WHAT IS NEEDED. Copy the listing verbatim, excluding any images found in it.

____

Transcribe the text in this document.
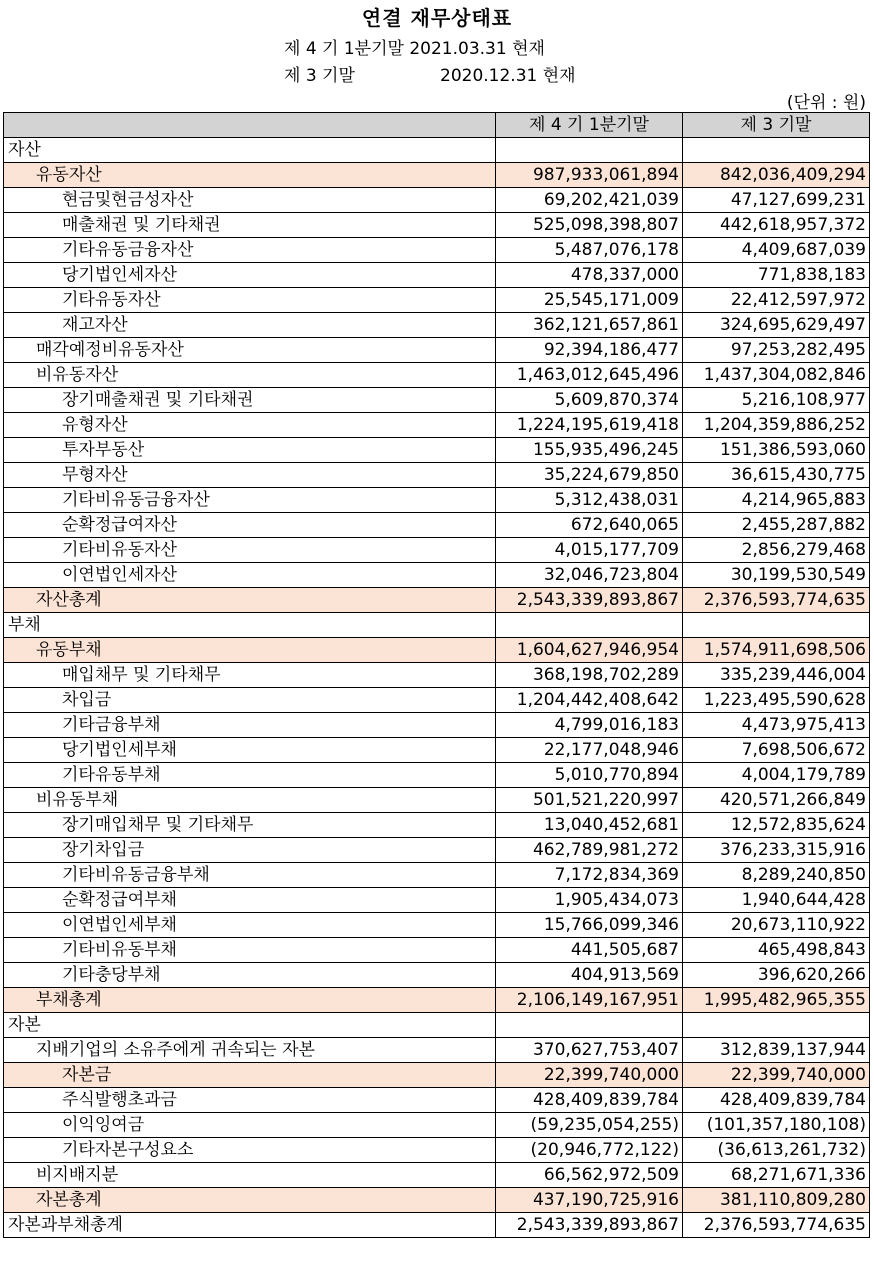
연결 재무상태표
제 4 기 1분기말 2021.03.31 현재
제 3 기말	2020.12.31 현재
(단위 : 원)
	제 4 기 1분기말	제 3 기말
자산		
유동자산	987,933,061,894	842,036,409,294
현금및현금성자산	69,202,421,039	47,127,699,231
매출채권 및 기타채권	525,098,398,807	442,618,957,372
기타유동금융자산	5,487,076,178	4,409,687,039
당기법인세자산	478,337,000	771,838,183
기타유동자산	25,545,171,009	22,412,597,972
재고자산	362,121,657,861	324,695,629,497
매각예정비유동자산	92,394,186,477	97,253,282,495
비유동자산	1,463,012,645,496	1,437,304,082,846
장기매출채권 및 기타채권	5,609,870,374	5,216,108,977
유형자산	1,224,195,619,418	1,204,359,886,252
투자부동산	155,935,496,245	151,386,593,060
무형자산	35,224,679,850	36,615,430,775
기타비유동금융자산	5,312,438,031	4,214,965,883
순확정급여자산	672,640,065	2,455,287,882
기타비유동자산	4,015,177,709	2,856,279,468
이연법인세자산	32,046,723,804	30,199,530,549
자산총계	2,543,339,893,867	2,376,593,774,635
부채		
유동부채	1,604,627,946,954	1,574,911,698,506
매입채무 및 기타채무	368,198,702,289	335,239,446,004
차입금	1,204,442,408,642	1,223,495,590,628
기타금융부채	4,799,016,183	4,473,975,413
당기법인세부채	22,177,048,946	7,698,506,672
기타유동부채	5,010,770,894	4,004,179,789
비유동부채	501,521,220,997	420,571,266,849
장기매입채무 및 기타채무	13,040,452,681	12,572,835,624
장기차입금	462,789,981,272	376,233,315,916
기타비유동금융부채	7,172,834,369	8,289,240,850
순확정급여부채	1,905,434,073	1,940,644,428
이연법인세부채	15,766,099,346	20,673,110,922
기타비유동부채	441,505,687	465,498,843
기타충당부채	404,913,569	396,620,266
부채총계	2,106,149,167,951	1,995,482,965,355
자본		
지배기업의 소유주에게 귀속되는 자본	370,627,753,407	312,839,137,944
자본금	22,399,740,000	22,399,740,000
주식발행초과금	428,409,839,784	428,409,839,784
이익잉여금	(59,235,054,255)	(101,357,180,108)
기타자본구성요소	(20,946,772,122)	(36,613,261,732)
비지배지분	66,562,972,509	68,271,671,336
자본총계	437,190,725,916	381,110,809,280
자본과부채총계	2,543,339,893,867	2,376,593,774,635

____

FULL OUTPUT.
Transcribe the text in this document.
연결 재무상태표
제 4 기 1분기말 2021.03.31 현재
제 3 기말	2020.12.31 현재
(단위 : 원)
	제 4 기 1분기말	제 3 기말
자산		
유동자산	987,933,061,894	842,036,409,294
현금및현금성자산	69,202,421,039	47,127,699,231
매출채권 및 기타채권	525,098,398,807	442,618,957,372
기타유동금융자산	5,487,076,178	4,409,687,039
당기법인세자산	478,337,000	771,838,183
기타유동자산	25,545,171,009	22,412,597,972
재고자산	362,121,657,861	324,695,629,497
매각예정비유동자산	92,394,186,477	97,253,282,495
비유동자산	1,463,012,645,496	1,437,304,082,846
장기매출채권 및 기타채권	5,609,870,374	5,216,108,977
유형자산	1,224,195,619,418	1,204,359,886,252
투자부동산	155,935,496,245	151,386,593,060
무형자산	35,224,679,850	36,615,430,775
기타비유동금융자산	5,312,438,031	4,214,965,883
순확정급여자산	672,640,065	2,455,287,882
기타비유동자산	4,015,177,709	2,856,279,468
이연법인세자산	32,046,723,804	30,199,530,549
자산총계	2,543,339,893,867	2,376,593,774,635
부채		
유동부채	1,604,627,946,954	1,574,911,698,506
매입채무 및 기타채무	368,198,702,289	335,239,446,004
차입금	1,204,442,408,642	1,223,495,590,628
기타금융부채	4,799,016,183	4,473,975,413
당기법인세부채	22,177,048,946	7,698,506,672
기타유동부채	5,010,770,894	4,004,179,789
비유동부채	501,521,220,997	420,571,266,849
장기매입채무 및 기타채무	13,040,452,681	12,572,835,624
장기차입금	462,789,981,272	376,233,315,916
기타비유동금융부채	7,172,834,369	8,289,240,850
순확정급여부채	1,905,434,073	1,940,644,428
이연법인세부채	15,766,099,346	20,673,110,922
기타비유동부채	441,505,687	465,498,843
기타충당부채	404,913,569	396,620,266
부채총계	2,106,149,167,951	1,995,482,965,355
자본		
지배기업의 소유주에게 귀속되는 자본	370,627,753,407	312,839,137,944
자본금	22,399,740,000	22,399,740,000
주식발행초과금	428,409,839,784	428,409,839,784
이익잉여금	(59,235,054,255)	(101,357,180,108)
기타자본구성요소	(20,946,772,122)	(36,613,261,732)
비지배지분	66,562,972,509	68,271,671,336
자본총계	437,190,725,916	381,110,809,280
자본과부채총계	2,543,339,893,867	2,376,593,774,635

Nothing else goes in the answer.